* DATA:
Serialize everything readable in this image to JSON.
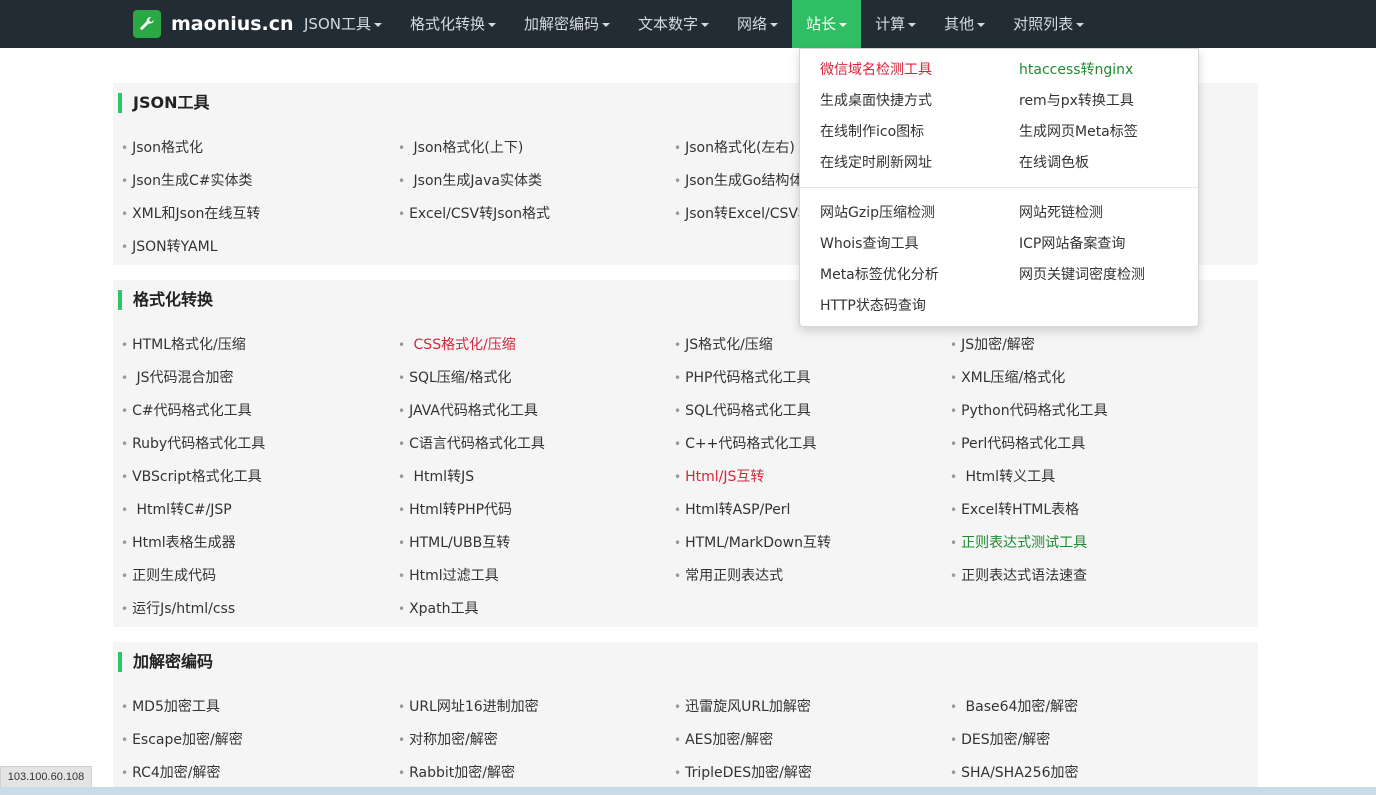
{
  "brand": {
    "name": "maonius.cn",
    "accent": "#2fbe64"
  },
  "nav": [
    {
      "label": "JSON工具",
      "has_caret": true,
      "active": false
    },
    {
      "label": "格式化转换",
      "has_caret": true,
      "active": false
    },
    {
      "label": "加解密编码",
      "has_caret": true,
      "active": false
    },
    {
      "label": "文本数字",
      "has_caret": true,
      "active": false
    },
    {
      "label": "网络",
      "has_caret": true,
      "active": false
    },
    {
      "label": "站长",
      "has_caret": true,
      "active": true
    },
    {
      "label": "计算",
      "has_caret": true,
      "active": false
    },
    {
      "label": "其他",
      "has_caret": true,
      "active": false
    },
    {
      "label": "对照列表",
      "has_caret": true,
      "active": false
    }
  ],
  "dropdown": {
    "group1": [
      {
        "label": "微信域名检测工具",
        "color": "red"
      },
      {
        "label": "htaccess转nginx",
        "color": "green"
      },
      {
        "label": "生成桌面快捷方式",
        "color": ""
      },
      {
        "label": "rem与px转换工具",
        "color": ""
      },
      {
        "label": "在线制作ico图标",
        "color": ""
      },
      {
        "label": "生成网页Meta标签",
        "color": ""
      },
      {
        "label": "在线定时刷新网址",
        "color": ""
      },
      {
        "label": "在线调色板",
        "color": ""
      }
    ],
    "group2": [
      {
        "label": "网站Gzip压缩检测",
        "color": ""
      },
      {
        "label": "网站死链检测",
        "color": ""
      },
      {
        "label": "Whois查询工具",
        "color": ""
      },
      {
        "label": "ICP网站备案查询",
        "color": ""
      },
      {
        "label": "Meta标签优化分析",
        "color": ""
      },
      {
        "label": "网页关键词密度检测",
        "color": ""
      },
      {
        "label": "HTTP状态码查询",
        "color": ""
      }
    ]
  },
  "sections": [
    {
      "title": "JSON工具",
      "tools": [
        {
          "label": "Json格式化",
          "color": ""
        },
        {
          "label": " Json格式化(上下)",
          "color": ""
        },
        {
          "label": "Json格式化(左右)",
          "color": ""
        },
        {
          "label": "",
          "color": ""
        },
        {
          "label": "Json生成C#实体类",
          "color": ""
        },
        {
          "label": " Json生成Java实体类",
          "color": ""
        },
        {
          "label": "Json生成Go结构体",
          "color": ""
        },
        {
          "label": "",
          "color": ""
        },
        {
          "label": "XML和Json在线互转",
          "color": ""
        },
        {
          "label": "Excel/CSV转Json格式",
          "color": ""
        },
        {
          "label": "Json转Excel/CSV格式",
          "color": ""
        },
        {
          "label": "",
          "color": ""
        },
        {
          "label": "JSON转YAML",
          "color": ""
        }
      ]
    },
    {
      "title": "格式化转换",
      "tools": [
        {
          "label": "HTML格式化/压缩",
          "color": ""
        },
        {
          "label": " CSS格式化/压缩",
          "color": "red"
        },
        {
          "label": "JS格式化/压缩",
          "color": ""
        },
        {
          "label": "JS加密/解密",
          "color": ""
        },
        {
          "label": " JS代码混合加密",
          "color": ""
        },
        {
          "label": "SQL压缩/格式化",
          "color": ""
        },
        {
          "label": "PHP代码格式化工具",
          "color": ""
        },
        {
          "label": "XML压缩/格式化",
          "color": ""
        },
        {
          "label": "C#代码格式化工具",
          "color": ""
        },
        {
          "label": "JAVA代码格式化工具",
          "color": ""
        },
        {
          "label": "SQL代码格式化工具",
          "color": ""
        },
        {
          "label": "Python代码格式化工具",
          "color": ""
        },
        {
          "label": "Ruby代码格式化工具",
          "color": ""
        },
        {
          "label": "C语言代码格式化工具",
          "color": ""
        },
        {
          "label": "C++代码格式化工具",
          "color": ""
        },
        {
          "label": "Perl代码格式化工具",
          "color": ""
        },
        {
          "label": "VBScript格式化工具",
          "color": ""
        },
        {
          "label": " Html转JS",
          "color": ""
        },
        {
          "label": "Html/JS互转",
          "color": "red"
        },
        {
          "label": " Html转义工具",
          "color": ""
        },
        {
          "label": " Html转C#/JSP",
          "color": ""
        },
        {
          "label": "Html转PHP代码",
          "color": ""
        },
        {
          "label": "Html转ASP/Perl",
          "color": ""
        },
        {
          "label": "Excel转HTML表格",
          "color": ""
        },
        {
          "label": "Html表格生成器",
          "color": ""
        },
        {
          "label": "HTML/UBB互转",
          "color": ""
        },
        {
          "label": "HTML/MarkDown互转",
          "color": ""
        },
        {
          "label": "正则表达式测试工具",
          "color": "green"
        },
        {
          "label": "正则生成代码",
          "color": ""
        },
        {
          "label": "Html过滤工具",
          "color": ""
        },
        {
          "label": "常用正则表达式",
          "color": ""
        },
        {
          "label": "正则表达式语法速查",
          "color": ""
        },
        {
          "label": "运行Js/html/css",
          "color": ""
        },
        {
          "label": "Xpath工具",
          "color": ""
        }
      ]
    },
    {
      "title": "加解密编码",
      "tools": [
        {
          "label": "MD5加密工具",
          "color": ""
        },
        {
          "label": "URL网址16进制加密",
          "color": ""
        },
        {
          "label": "迅雷旋风URL加解密",
          "color": ""
        },
        {
          "label": " Base64加密/解密",
          "color": ""
        },
        {
          "label": "Escape加密/解密",
          "color": ""
        },
        {
          "label": "对称加密/解密",
          "color": ""
        },
        {
          "label": "AES加密/解密",
          "color": ""
        },
        {
          "label": "DES加密/解密",
          "color": ""
        },
        {
          "label": "RC4加密/解密",
          "color": ""
        },
        {
          "label": "Rabbit加密/解密",
          "color": ""
        },
        {
          "label": "TripleDES加密/解密",
          "color": ""
        },
        {
          "label": "SHA/SHA256加密",
          "color": ""
        }
      ]
    }
  ],
  "status": {
    "ip": "103.100.60.108"
  }
}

* AIM OF THE TASK:
Scan the listing above for the word "Json格式化" and copy every line that holds it.

* COMPLETED EXERCISE:
          "label": "Json格式化",
          "label": " Json格式化(上下)",
          "label": "Json格式化(左右)",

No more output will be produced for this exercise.